## Task to complete
How many lines of these records hold the string "economies"? Reply with the number alone.

(Dataset rows about figures)

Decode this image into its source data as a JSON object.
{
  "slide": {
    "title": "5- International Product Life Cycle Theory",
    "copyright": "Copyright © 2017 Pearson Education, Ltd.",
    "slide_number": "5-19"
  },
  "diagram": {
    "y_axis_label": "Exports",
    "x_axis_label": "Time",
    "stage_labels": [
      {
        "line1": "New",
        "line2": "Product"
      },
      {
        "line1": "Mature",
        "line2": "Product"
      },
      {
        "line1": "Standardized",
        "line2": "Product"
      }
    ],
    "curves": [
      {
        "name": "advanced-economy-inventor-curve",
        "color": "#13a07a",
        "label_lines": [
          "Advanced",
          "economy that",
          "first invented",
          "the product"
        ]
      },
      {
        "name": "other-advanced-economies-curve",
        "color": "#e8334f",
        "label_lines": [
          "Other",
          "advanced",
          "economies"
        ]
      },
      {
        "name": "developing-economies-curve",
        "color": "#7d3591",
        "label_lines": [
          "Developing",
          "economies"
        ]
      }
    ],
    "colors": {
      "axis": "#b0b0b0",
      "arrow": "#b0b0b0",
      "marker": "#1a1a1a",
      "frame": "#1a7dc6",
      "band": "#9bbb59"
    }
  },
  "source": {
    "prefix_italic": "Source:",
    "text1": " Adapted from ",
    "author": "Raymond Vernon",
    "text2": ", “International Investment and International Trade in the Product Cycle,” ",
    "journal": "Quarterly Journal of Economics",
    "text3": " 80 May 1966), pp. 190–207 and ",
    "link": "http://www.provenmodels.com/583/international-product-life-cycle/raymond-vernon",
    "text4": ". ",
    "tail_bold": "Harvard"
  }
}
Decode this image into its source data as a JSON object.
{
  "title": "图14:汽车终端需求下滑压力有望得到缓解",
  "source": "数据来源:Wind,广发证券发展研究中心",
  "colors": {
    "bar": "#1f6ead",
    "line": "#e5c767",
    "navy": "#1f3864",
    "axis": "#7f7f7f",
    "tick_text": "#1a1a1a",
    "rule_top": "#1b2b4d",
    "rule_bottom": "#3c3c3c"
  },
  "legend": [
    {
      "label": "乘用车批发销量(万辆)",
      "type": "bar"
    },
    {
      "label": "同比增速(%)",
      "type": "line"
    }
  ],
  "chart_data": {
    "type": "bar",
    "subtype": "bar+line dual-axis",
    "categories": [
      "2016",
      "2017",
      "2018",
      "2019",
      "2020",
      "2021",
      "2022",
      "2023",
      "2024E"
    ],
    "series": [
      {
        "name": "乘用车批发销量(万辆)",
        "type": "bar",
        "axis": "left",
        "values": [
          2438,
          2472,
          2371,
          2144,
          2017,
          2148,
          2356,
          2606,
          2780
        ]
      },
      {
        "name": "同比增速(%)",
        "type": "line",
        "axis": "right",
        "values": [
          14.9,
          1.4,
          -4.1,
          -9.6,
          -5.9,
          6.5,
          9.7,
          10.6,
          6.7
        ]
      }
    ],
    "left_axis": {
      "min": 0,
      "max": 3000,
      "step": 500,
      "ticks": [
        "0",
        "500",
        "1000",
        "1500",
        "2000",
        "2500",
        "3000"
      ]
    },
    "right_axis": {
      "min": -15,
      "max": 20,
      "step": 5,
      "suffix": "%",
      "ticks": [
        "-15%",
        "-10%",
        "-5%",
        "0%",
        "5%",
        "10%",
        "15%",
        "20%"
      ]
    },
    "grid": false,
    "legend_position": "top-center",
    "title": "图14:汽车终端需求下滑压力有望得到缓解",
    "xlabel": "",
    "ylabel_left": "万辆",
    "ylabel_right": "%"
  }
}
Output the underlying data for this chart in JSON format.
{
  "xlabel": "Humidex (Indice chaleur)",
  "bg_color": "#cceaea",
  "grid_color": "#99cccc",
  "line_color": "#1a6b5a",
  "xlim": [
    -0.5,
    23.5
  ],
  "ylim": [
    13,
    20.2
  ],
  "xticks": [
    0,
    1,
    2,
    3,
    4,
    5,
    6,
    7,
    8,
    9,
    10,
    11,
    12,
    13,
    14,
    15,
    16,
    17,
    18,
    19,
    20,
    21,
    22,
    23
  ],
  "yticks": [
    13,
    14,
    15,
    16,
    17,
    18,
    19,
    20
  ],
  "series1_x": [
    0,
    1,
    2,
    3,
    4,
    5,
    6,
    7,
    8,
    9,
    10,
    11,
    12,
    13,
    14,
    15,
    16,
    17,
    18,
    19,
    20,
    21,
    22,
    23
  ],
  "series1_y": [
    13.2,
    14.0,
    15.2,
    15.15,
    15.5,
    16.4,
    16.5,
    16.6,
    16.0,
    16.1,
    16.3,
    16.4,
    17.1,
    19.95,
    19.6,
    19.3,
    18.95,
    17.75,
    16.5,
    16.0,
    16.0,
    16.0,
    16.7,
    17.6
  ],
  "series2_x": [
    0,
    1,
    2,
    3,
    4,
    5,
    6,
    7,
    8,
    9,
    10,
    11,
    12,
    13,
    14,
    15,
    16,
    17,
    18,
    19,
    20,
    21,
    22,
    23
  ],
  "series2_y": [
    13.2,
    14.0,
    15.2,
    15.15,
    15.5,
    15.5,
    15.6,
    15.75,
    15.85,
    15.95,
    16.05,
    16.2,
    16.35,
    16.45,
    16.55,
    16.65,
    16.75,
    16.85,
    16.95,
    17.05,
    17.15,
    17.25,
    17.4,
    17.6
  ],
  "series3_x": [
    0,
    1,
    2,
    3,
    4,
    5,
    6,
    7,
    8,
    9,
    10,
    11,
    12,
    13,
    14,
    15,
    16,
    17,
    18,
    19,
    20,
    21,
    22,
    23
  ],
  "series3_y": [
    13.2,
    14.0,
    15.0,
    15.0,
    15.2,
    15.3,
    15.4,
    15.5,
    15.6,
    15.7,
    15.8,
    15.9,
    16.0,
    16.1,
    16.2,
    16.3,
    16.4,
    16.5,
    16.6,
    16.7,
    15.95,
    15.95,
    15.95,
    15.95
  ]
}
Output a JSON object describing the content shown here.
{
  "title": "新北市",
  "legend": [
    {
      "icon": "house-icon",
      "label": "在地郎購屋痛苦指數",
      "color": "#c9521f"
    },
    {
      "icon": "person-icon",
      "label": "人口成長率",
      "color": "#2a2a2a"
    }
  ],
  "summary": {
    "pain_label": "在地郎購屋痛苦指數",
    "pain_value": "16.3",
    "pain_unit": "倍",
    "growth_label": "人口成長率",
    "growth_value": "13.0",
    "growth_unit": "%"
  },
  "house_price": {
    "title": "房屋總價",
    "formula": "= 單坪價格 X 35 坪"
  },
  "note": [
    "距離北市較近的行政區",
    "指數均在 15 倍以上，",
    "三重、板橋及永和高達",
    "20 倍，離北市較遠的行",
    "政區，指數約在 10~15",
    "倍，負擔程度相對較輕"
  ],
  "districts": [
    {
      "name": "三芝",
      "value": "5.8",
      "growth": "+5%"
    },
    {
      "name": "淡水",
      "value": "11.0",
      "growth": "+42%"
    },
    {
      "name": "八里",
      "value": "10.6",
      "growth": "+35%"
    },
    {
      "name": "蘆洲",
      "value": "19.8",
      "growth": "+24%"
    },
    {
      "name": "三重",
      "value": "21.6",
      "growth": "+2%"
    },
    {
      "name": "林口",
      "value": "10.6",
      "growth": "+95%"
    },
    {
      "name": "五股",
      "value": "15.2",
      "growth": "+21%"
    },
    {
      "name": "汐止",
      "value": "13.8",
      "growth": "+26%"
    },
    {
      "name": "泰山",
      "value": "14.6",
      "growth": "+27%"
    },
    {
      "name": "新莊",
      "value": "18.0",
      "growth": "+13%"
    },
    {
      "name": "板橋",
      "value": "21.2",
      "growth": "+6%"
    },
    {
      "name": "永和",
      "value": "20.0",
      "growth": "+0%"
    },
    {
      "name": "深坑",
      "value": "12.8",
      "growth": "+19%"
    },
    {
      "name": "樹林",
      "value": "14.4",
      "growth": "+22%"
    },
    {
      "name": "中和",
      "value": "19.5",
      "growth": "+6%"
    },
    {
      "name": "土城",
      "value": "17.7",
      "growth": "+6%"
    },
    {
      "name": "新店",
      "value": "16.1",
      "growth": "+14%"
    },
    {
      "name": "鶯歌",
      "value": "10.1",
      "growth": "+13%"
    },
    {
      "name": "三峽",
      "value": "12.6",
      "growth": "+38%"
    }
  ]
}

## Response to the exercise
4